--- start of Task material ---
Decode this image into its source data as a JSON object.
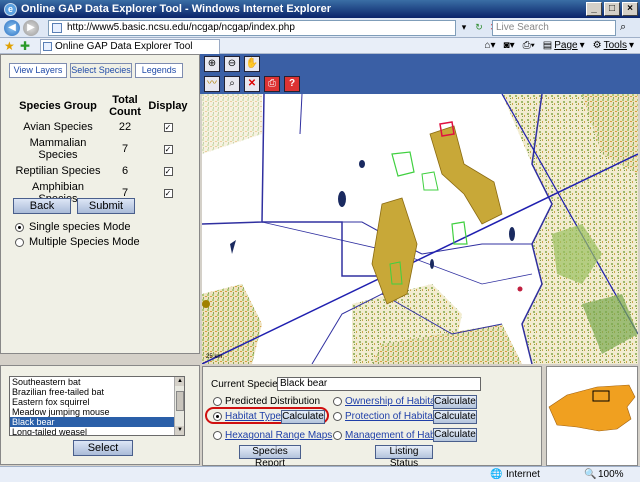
{
  "window": {
    "title": "Online GAP Data Explorer Tool - Windows Internet Explorer",
    "url": "http://www5.basic.ncsu.edu/ncgap/ncgap/index.php",
    "search_placeholder": "Live Search",
    "tab_title": "Online GAP Data Explorer Tool",
    "commands": [
      "Page",
      "Tools"
    ]
  },
  "left_panel": {
    "tabs": [
      "View Layers",
      "Select Species",
      "Legends"
    ],
    "active_tab": "Select Species",
    "table_headers": {
      "group": "Species Group",
      "count": "Total Count",
      "display": "Display"
    },
    "rows": [
      {
        "group": "Avian Species",
        "count": "22",
        "checked": true
      },
      {
        "group": "Mammalian Species",
        "count": "7",
        "checked": true
      },
      {
        "group": "Reptilian Species",
        "count": "6",
        "checked": true
      },
      {
        "group": "Amphibian Species",
        "count": "7",
        "checked": true
      }
    ],
    "back_label": "Back",
    "submit_label": "Submit",
    "mode_single": "Single species Mode",
    "mode_multiple": "Multiple Species Mode",
    "selected_mode": "single"
  },
  "species_list": {
    "items": [
      "Southeastern bat",
      "Brazilian free-tailed bat",
      "Eastern fox squirrel",
      "Meadow jumping mouse",
      "Black bear",
      "Long-tailed weasel"
    ],
    "selected": "Black bear",
    "select_label": "Select"
  },
  "map": {
    "scale_label": "25 km"
  },
  "calc_panel": {
    "current_species_label": "Current Species:",
    "current_species_value": "Black bear",
    "predicted_distribution": "Predicted Distribution",
    "habitat_types": "Habitat Types",
    "hexagonal_range_maps": "Hexagonal Range Maps",
    "ownership_of_habitat": "Ownership of Habitat",
    "protection_of_habitat": "Protection of Habitat",
    "management_of_habitat": "Management of Habitat",
    "calculate_label": "Calculate",
    "species_report_label": "Species Report",
    "listing_status_label": "Listing Status",
    "selected_option": "habitat_types"
  },
  "status": {
    "zone": "Internet",
    "zoom": "100%"
  },
  "colors": {
    "map_toolbar": "#3a5fa5",
    "link": "#1f3fa8",
    "highlight_oval": "#d01010",
    "list_selection": "#2a5fa8"
  }
}
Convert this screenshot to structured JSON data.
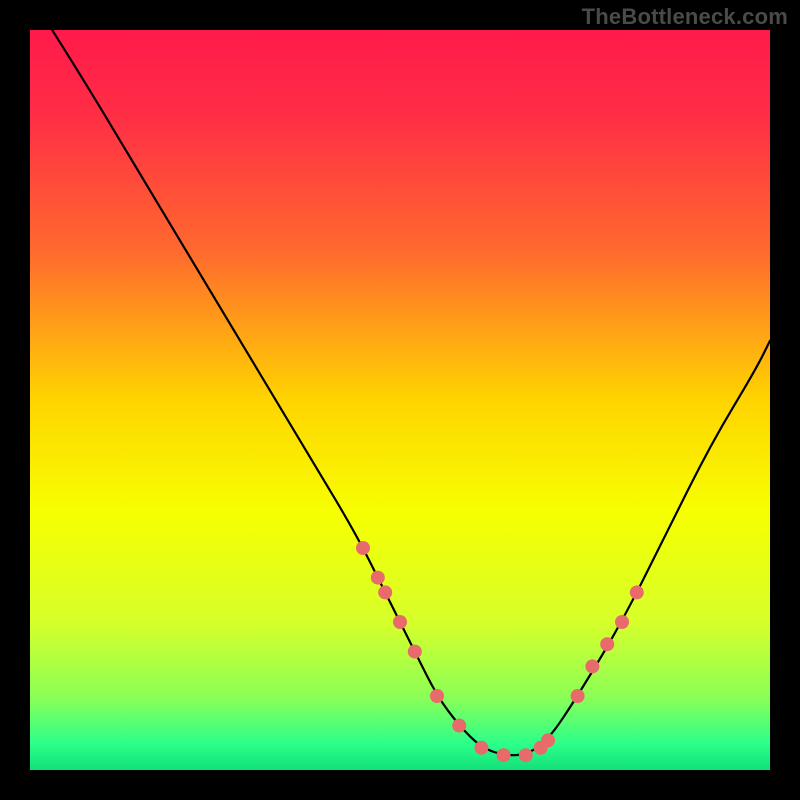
{
  "watermark": "TheBottleneck.com",
  "chart_data": {
    "type": "line",
    "title": "",
    "xlabel": "",
    "ylabel": "",
    "xlim": [
      0,
      100
    ],
    "ylim": [
      0,
      100
    ],
    "grid": false,
    "legend": false,
    "gradient_stops": [
      {
        "offset": 0,
        "color": "#ff1a4b"
      },
      {
        "offset": 0.12,
        "color": "#ff2f45"
      },
      {
        "offset": 0.3,
        "color": "#ff6a2e"
      },
      {
        "offset": 0.5,
        "color": "#ffd400"
      },
      {
        "offset": 0.65,
        "color": "#f7ff00"
      },
      {
        "offset": 0.8,
        "color": "#d6ff2a"
      },
      {
        "offset": 0.9,
        "color": "#8dff55"
      },
      {
        "offset": 0.965,
        "color": "#2bff8a"
      },
      {
        "offset": 1.0,
        "color": "#13e07a"
      }
    ],
    "series": [
      {
        "name": "bottleneck-curve",
        "x": [
          3,
          8,
          14,
          20,
          26,
          32,
          38,
          44,
          48,
          52,
          55,
          58,
          61,
          64,
          67,
          70,
          74,
          80,
          86,
          92,
          98,
          100
        ],
        "y": [
          100,
          92,
          82,
          72,
          62,
          52,
          42,
          32,
          24,
          16,
          10,
          6,
          3,
          2,
          2,
          4,
          10,
          20,
          32,
          44,
          54,
          58
        ]
      }
    ],
    "markers": {
      "name": "highlight-points",
      "color": "#e96a6a",
      "radius": 7,
      "x": [
        45,
        47,
        48,
        50,
        52,
        55,
        58,
        61,
        64,
        67,
        69,
        70,
        74,
        76,
        78,
        80,
        82
      ],
      "y": [
        30,
        26,
        24,
        20,
        16,
        10,
        6,
        3,
        2,
        2,
        3,
        4,
        10,
        14,
        17,
        20,
        24
      ]
    }
  }
}
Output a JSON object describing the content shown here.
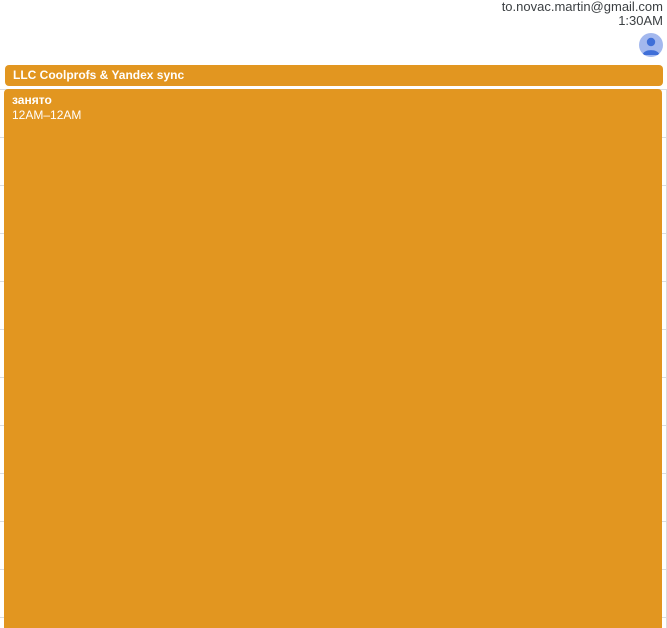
{
  "account": {
    "email": "to.novac.martin@gmail.com",
    "time": "1:30AM",
    "avatar_icon": "person-avatar-icon",
    "avatar_color": "#a3b8ee"
  },
  "allday_event": {
    "title": "LLC Coolprofs & Yandex sync",
    "color": "#e29620"
  },
  "timed_event": {
    "title": "занято",
    "time": "12AM–12AM",
    "color": "#e29620"
  }
}
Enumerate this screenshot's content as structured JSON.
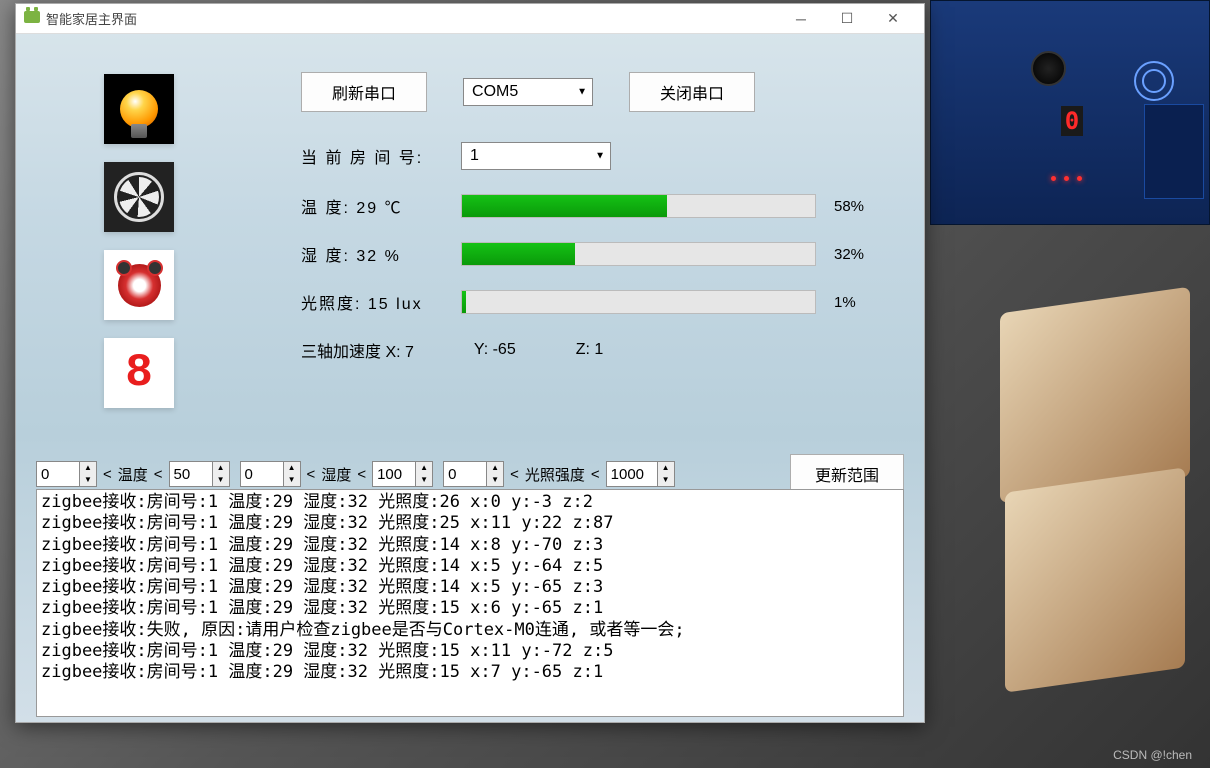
--- end of Task material ---
**Aim of the exercise**
Identify every line holding the word "Internet" and copy it out.

**Right answer**
    "title": "Online GAP Data Explorer Tool - Windows Internet Explorer",
    "zone": "Internet",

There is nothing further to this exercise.